Source records:
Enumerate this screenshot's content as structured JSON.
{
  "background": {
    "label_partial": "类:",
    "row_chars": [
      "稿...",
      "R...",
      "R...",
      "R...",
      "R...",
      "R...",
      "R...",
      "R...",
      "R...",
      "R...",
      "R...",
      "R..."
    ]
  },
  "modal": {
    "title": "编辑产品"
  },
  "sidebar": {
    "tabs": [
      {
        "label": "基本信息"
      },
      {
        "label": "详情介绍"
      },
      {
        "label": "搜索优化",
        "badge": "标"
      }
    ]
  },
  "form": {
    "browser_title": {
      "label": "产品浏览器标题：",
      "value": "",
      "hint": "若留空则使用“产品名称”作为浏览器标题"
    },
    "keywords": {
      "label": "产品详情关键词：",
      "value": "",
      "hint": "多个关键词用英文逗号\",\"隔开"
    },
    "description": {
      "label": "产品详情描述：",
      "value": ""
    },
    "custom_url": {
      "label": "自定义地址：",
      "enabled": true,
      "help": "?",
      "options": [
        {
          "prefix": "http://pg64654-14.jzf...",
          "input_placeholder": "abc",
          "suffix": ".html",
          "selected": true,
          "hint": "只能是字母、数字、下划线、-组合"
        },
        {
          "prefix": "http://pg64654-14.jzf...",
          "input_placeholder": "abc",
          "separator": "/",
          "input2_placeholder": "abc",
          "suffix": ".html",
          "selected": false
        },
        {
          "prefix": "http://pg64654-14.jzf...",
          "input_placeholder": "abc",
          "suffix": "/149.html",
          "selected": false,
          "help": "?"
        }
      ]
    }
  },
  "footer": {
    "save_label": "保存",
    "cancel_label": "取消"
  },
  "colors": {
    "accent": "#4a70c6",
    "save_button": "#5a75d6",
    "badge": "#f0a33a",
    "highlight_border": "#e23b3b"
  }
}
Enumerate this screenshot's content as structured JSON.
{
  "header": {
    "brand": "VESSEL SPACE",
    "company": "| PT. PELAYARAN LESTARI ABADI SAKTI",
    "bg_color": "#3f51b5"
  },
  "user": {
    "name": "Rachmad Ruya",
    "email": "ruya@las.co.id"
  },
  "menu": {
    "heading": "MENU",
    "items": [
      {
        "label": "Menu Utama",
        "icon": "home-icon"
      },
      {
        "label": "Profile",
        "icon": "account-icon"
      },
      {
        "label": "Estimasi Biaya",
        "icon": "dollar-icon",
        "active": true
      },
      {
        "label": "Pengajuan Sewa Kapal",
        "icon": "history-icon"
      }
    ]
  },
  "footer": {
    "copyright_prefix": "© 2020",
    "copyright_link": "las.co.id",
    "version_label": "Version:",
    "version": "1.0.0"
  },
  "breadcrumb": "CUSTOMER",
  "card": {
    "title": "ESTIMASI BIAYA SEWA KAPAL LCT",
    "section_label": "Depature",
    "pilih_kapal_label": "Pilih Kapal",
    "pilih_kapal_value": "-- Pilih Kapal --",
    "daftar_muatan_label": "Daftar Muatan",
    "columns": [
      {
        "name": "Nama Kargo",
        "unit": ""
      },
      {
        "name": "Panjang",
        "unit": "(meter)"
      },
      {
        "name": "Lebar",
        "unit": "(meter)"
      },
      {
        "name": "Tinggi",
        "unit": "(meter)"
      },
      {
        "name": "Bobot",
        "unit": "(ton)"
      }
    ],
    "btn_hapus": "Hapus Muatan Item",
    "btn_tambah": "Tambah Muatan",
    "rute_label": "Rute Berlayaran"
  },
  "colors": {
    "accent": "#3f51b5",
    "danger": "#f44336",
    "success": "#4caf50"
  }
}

Exercise aim: All of the data shown above must be copied exactly.

Answer to the problem:
Enumerate this screenshot's content as structured JSON.
{
  "background": {
    "label_partial": "类:",
    "row_chars": [
      "稿...",
      "R...",
      "R...",
      "R...",
      "R...",
      "R...",
      "R...",
      "R...",
      "R...",
      "R...",
      "R...",
      "R..."
    ]
  },
  "modal": {
    "title": "编辑产品"
  },
  "sidebar": {
    "tabs": [
      {
        "label": "基本信息"
      },
      {
        "label": "详情介绍"
      },
      {
        "label": "搜索优化",
        "badge": "标"
      }
    ]
  },
  "form": {
    "browser_title": {
      "label": "产品浏览器标题：",
      "value": "",
      "hint": "若留空则使用“产品名称”作为浏览器标题"
    },
    "keywords": {
      "label": "产品详情关键词：",
      "value": "",
      "hint": "多个关键词用英文逗号\",\"隔开"
    },
    "description": {
      "label": "产品详情描述：",
      "value": ""
    },
    "custom_url": {
      "label": "自定义地址：",
      "enabled": true,
      "help": "?",
      "options": [
        {
          "prefix": "http://pg64654-14.jzf...",
          "input_placeholder": "abc",
          "suffix": ".html",
          "selected": true,
          "hint": "只能是字母、数字、下划线、-组合"
        },
        {
          "prefix": "http://pg64654-14.jzf...",
          "input_placeholder": "abc",
          "separator": "/",
          "input2_placeholder": "abc",
          "suffix": ".html",
          "selected": false
        },
        {
          "prefix": "http://pg64654-14.jzf...",
          "input_placeholder": "abc",
          "suffix": "/149.html",
          "selected": false,
          "help": "?"
        }
      ]
    }
  },
  "footer": {
    "save_label": "保存",
    "cancel_label": "取消"
  },
  "colors": {
    "accent": "#4a70c6",
    "save_button": "#5a75d6",
    "badge": "#f0a33a",
    "highlight_border": "#e23b3b"
  }
}
Enumerate this screenshot's content as structured JSON.
{
  "header": {
    "brand": "VESSEL SPACE",
    "company": "| PT. PELAYARAN LESTARI ABADI SAKTI",
    "bg_color": "#3f51b5"
  },
  "user": {
    "name": "Rachmad Ruya",
    "email": "ruya@las.co.id"
  },
  "menu": {
    "heading": "MENU",
    "items": [
      {
        "label": "Menu Utama",
        "icon": "home-icon"
      },
      {
        "label": "Profile",
        "icon": "account-icon"
      },
      {
        "label": "Estimasi Biaya",
        "icon": "dollar-icon",
        "active": true
      },
      {
        "label": "Pengajuan Sewa Kapal",
        "icon": "history-icon"
      }
    ]
  },
  "footer": {
    "copyright_prefix": "© 2020",
    "copyright_link": "las.co.id",
    "version_label": "Version:",
    "version": "1.0.0"
  },
  "breadcrumb": "CUSTOMER",
  "card": {
    "title": "ESTIMASI BIAYA SEWA KAPAL LCT",
    "section_label": "Depature",
    "pilih_kapal_label": "Pilih Kapal",
    "pilih_kapal_value": "-- Pilih Kapal --",
    "daftar_muatan_label": "Daftar Muatan",
    "columns": [
      {
        "name": "Nama Kargo",
        "unit": ""
      },
      {
        "name": "Panjang",
        "unit": "(meter)"
      },
      {
        "name": "Lebar",
        "unit": "(meter)"
      },
      {
        "name": "Tinggi",
        "unit": "(meter)"
      },
      {
        "name": "Bobot",
        "unit": "(ton)"
      }
    ],
    "btn_hapus": "Hapus Muatan Item",
    "btn_tambah": "Tambah Muatan",
    "rute_label": "Rute Berlayaran"
  },
  "colors": {
    "accent": "#3f51b5",
    "danger": "#f44336",
    "success": "#4caf50"
  }
}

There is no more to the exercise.